[Begin Data shown]

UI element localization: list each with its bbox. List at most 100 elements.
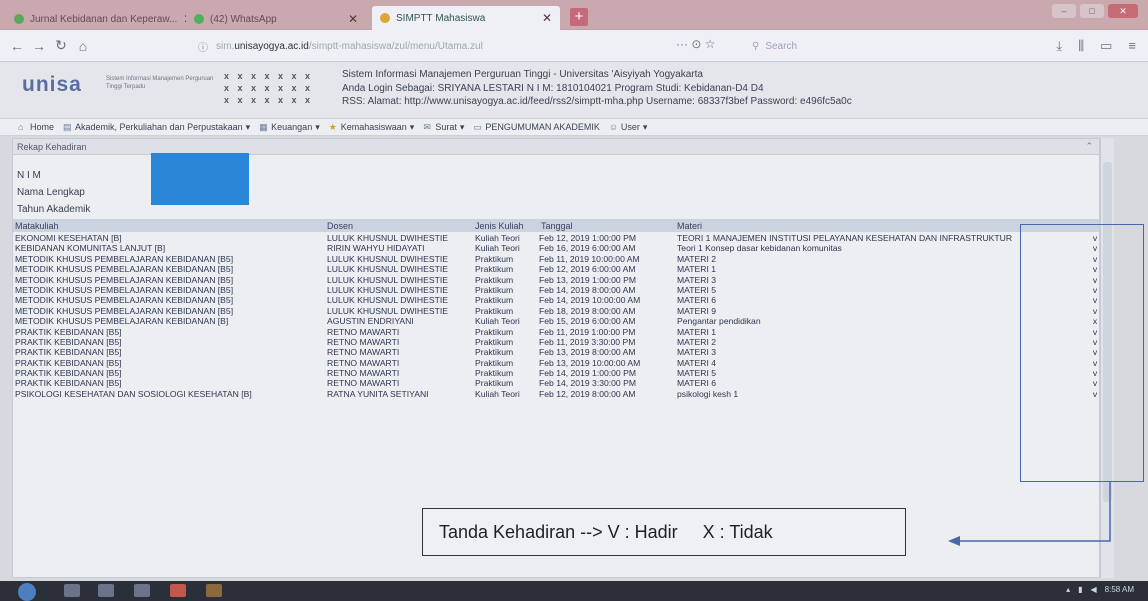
cell-jenis-kuliah: Praktikum: [475, 347, 514, 358]
column-header-matakuliah[interactable]: Matakuliah: [15, 221, 335, 231]
table-row: METODIK KHUSUS PEMBELAJARAN KEBIDANAN [B…: [13, 295, 1099, 305]
browser-tab-simptt[interactable]: SIMPTT Mahasiswa ✕: [372, 6, 560, 30]
url-field[interactable]: ⓘ sim. unisayogya.ac.id /simptt-mahasisw…: [198, 36, 838, 56]
library-icon[interactable]: ⫼: [1078, 38, 1084, 54]
menu-label: PENGUMUMAN AKADEMIK: [485, 122, 600, 132]
cell-matakuliah: METODIK KHUSUS PEMBELAJARAN KEBIDANAN [B…: [15, 295, 234, 306]
forward-icon[interactable]: →: [28, 38, 50, 54]
reload-icon[interactable]: ↻: [50, 37, 72, 54]
clock[interactable]: 8:58 AM: [1105, 585, 1134, 594]
volume-icon[interactable]: ◀: [1090, 585, 1096, 594]
table-row: METODIK KHUSUS PEMBELAJARAN KEBIDANAN [B…: [13, 285, 1099, 295]
leaf-favicon-icon: [14, 14, 24, 24]
menu-icon[interactable]: ≡: [1128, 38, 1136, 54]
collapse-icon[interactable]: ⌃: [1085, 141, 1093, 152]
cell-matakuliah: METODIK KHUSUS PEMBELAJARAN KEBIDANAN [B…: [15, 305, 234, 316]
cell-dosen: LULUK KHUSNUL DWIHESTIE: [327, 233, 448, 243]
cell-jenis-kuliah: Praktikum: [475, 284, 514, 295]
column-header-jenis-kuliah[interactable]: Jenis Kuliah: [475, 221, 545, 231]
tray-up-icon[interactable]: ▴: [1066, 585, 1070, 594]
cell-tanggal: Feb 14, 2019 1:00:00 PM: [539, 368, 636, 379]
cell-tanggal: Feb 15, 2019 6:00:00 AM: [539, 316, 636, 327]
cell-matakuliah: PSIKOLOGI KESEHATAN DAN SOSIOLOGI KESEHA…: [15, 388, 252, 399]
network-icon[interactable]: ▮: [1078, 585, 1082, 594]
close-icon[interactable]: ✕: [542, 11, 552, 25]
url-host: unisayogya.ac.id: [234, 40, 309, 52]
start-button[interactable]: [18, 583, 36, 601]
taskbar-app-icon[interactable]: [134, 584, 150, 597]
browser-tab-strip: Jurnal Kebidanan dan Keperaw... ✕ (42) W…: [0, 0, 1148, 30]
decorative-pattern: x x x x x x xx x x x x x xx x x x x x x: [224, 71, 314, 105]
announce-icon: ▭: [473, 121, 482, 132]
taskbar-app-icon[interactable]: [98, 584, 114, 597]
menu-item-kemahasiswaan[interactable]: ★ Kemahasiswaan ▾: [329, 122, 415, 133]
cell-tanggal: Feb 14, 2019 8:00:00 AM: [539, 284, 636, 295]
search-input[interactable]: ⚲ Search: [752, 36, 952, 56]
cell-dosen: LULUK KHUSNUL DWIHESTIE: [327, 274, 448, 285]
main-menu: ⌂ Home ▤ Akademik, Perkuliahan dan Perpust…: [0, 118, 1148, 136]
search-icon: ⚲: [752, 40, 760, 52]
cell-jenis-kuliah: Praktikum: [475, 368, 514, 379]
menu-item-pengumuman[interactable]: ▭ PENGUMUMAN AKADEMIK: [473, 122, 600, 132]
column-header-tanggal[interactable]: Tanggal: [541, 221, 681, 231]
site-logo[interactable]: unisa: [22, 73, 82, 97]
cell-dosen: LULUK KHUSNUL DWIHESTIE: [327, 295, 448, 306]
download-icon[interactable]: ⤓: [1056, 38, 1062, 54]
menu-item-home[interactable]: ⌂ Home: [18, 122, 54, 132]
cell-dosen: LULUK KHUSNUL DWIHESTIE: [327, 253, 448, 264]
menu-item-keuangan[interactable]: ▦ Keuangan ▾: [259, 122, 320, 133]
toolbar-right: ⤓ ⫼ ▭ ≡: [1056, 38, 1136, 54]
cell-matakuliah: PRAKTIK KEBIDANAN [B5]: [15, 326, 122, 337]
cell-tanggal: Feb 13, 2019 10:00:00 AM: [539, 357, 641, 368]
table-row: METODIK KHUSUS PEMBELAJARAN KEBIDANAN [B…: [13, 306, 1099, 316]
sidebar-icon[interactable]: ▭: [1100, 38, 1112, 54]
cell-tanggal: Feb 12, 2019 6:00:00 AM: [539, 264, 636, 275]
menu-label: Kemahasiswaan: [340, 122, 407, 132]
cell-jenis-kuliah: Kuliah Teori: [475, 316, 520, 327]
cell-matakuliah: KEBIDANAN KOMUNITAS LANJUT [B]: [15, 243, 166, 254]
maximize-icon[interactable]: □: [1080, 4, 1104, 18]
table-row: PRAKTIK KEBIDANAN [B5] RETNO MAWARTI Prakt…: [13, 368, 1099, 378]
menu-item-akademik[interactable]: ▤ Akademik, Perkuliahan dan Perpustakaan ▾: [63, 122, 250, 133]
tab-label: Jurnal Kebidanan dan Keperaw...: [30, 13, 178, 25]
url-path: /simptt-mahasiswa/zul/menu/Utama.zul: [308, 40, 483, 52]
menu-item-user[interactable]: ☺ User ▾: [609, 122, 648, 133]
table-row: PRAKTIK KEBIDANAN [B5] RETNO MAWARTI Prakt…: [13, 337, 1099, 347]
page-actions[interactable]: ··· ⊙ ☆: [676, 37, 715, 51]
cell-jenis-kuliah: Kuliah Teori: [475, 388, 520, 399]
table-row: METODIK KHUSUS PEMBELAJARAN KEBIDANAN [B…: [13, 264, 1099, 274]
taskbar-app-icon[interactable]: [64, 584, 80, 597]
redaction-box: [151, 153, 249, 205]
menu-item-surat[interactable]: ✉ Surat ▾: [423, 122, 464, 133]
table-row: METODIK KHUSUS PEMBELAJARAN KEBIDANAN [B…: [13, 275, 1099, 285]
close-window-icon[interactable]: ✕: [1108, 4, 1138, 18]
cell-jenis-kuliah: Praktikum: [475, 378, 514, 389]
browser-tab-whatsapp[interactable]: (42) WhatsApp ✕: [186, 8, 366, 30]
url-prefix: sim.: [216, 40, 235, 52]
site-header: unisa Sistem Informasi Manajemen Perguru…: [0, 62, 1148, 118]
menu-label: User: [620, 122, 640, 132]
home-icon[interactable]: ⌂: [72, 38, 94, 54]
taskbar-app-icon[interactable]: [170, 584, 186, 597]
home-icon: ⌂: [18, 121, 24, 132]
new-tab-button[interactable]: +: [570, 8, 588, 26]
cell-matakuliah: METODIK KHUSUS PEMBELAJARAN KEBIDANAN [B…: [15, 274, 234, 285]
taskbar-app-icon[interactable]: [206, 584, 222, 597]
browser-tab-jurnal[interactable]: Jurnal Kebidanan dan Keperaw... ✕: [6, 8, 186, 30]
windows-taskbar: ▴ ▮ ◀ 8:58 AM: [0, 581, 1148, 601]
login-info: Anda Login Sebagai: SRIYANA LESTARI N I …: [342, 83, 764, 94]
whatsapp-icon: [194, 14, 204, 24]
info-icon: ⓘ: [198, 42, 208, 54]
chevron-down-icon: ▾: [409, 121, 415, 132]
cell-matakuliah: PRAKTIK KEBIDANAN [B5]: [15, 336, 122, 347]
table-row: PRAKTIK KEBIDANAN [B5] RETNO MAWARTI Prakt…: [13, 347, 1099, 357]
close-icon[interactable]: ✕: [348, 12, 358, 26]
student-info: N I M Nama Lengkap Tahun Akademik: [17, 167, 90, 218]
logo-subtitle: Sistem Informasi Manajemen Perguruan Tin…: [106, 76, 214, 90]
cell-dosen: RETNO MAWARTI: [327, 336, 400, 347]
cell-tanggal: Feb 13, 2019 1:00:00 PM: [539, 274, 636, 285]
column-header-dosen[interactable]: Dosen: [327, 221, 477, 231]
back-icon[interactable]: ←: [6, 38, 28, 54]
cell-tanggal: Feb 11, 2019 3:30:00 PM: [539, 336, 636, 347]
minimize-icon[interactable]: –: [1052, 4, 1076, 18]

[End Data shown]

*Exercise:* Gather every line in the data above that contains the string "MAWARTI", treating uppercase and lowercase as distinct.

*Final result:*
table-row: PRAKTIK KEBIDANAN [B5] RETNO MAWARTI Prakt…: [13, 368, 1099, 378]
table-row: PRAKTIK KEBIDANAN [B5] RETNO MAWARTI Prakt…: [13, 337, 1099, 347]
table-row: PRAKTIK KEBIDANAN [B5] RETNO MAWARTI Prakt…: [13, 347, 1099, 357]
cell-dosen: RETNO MAWARTI: [327, 336, 400, 347]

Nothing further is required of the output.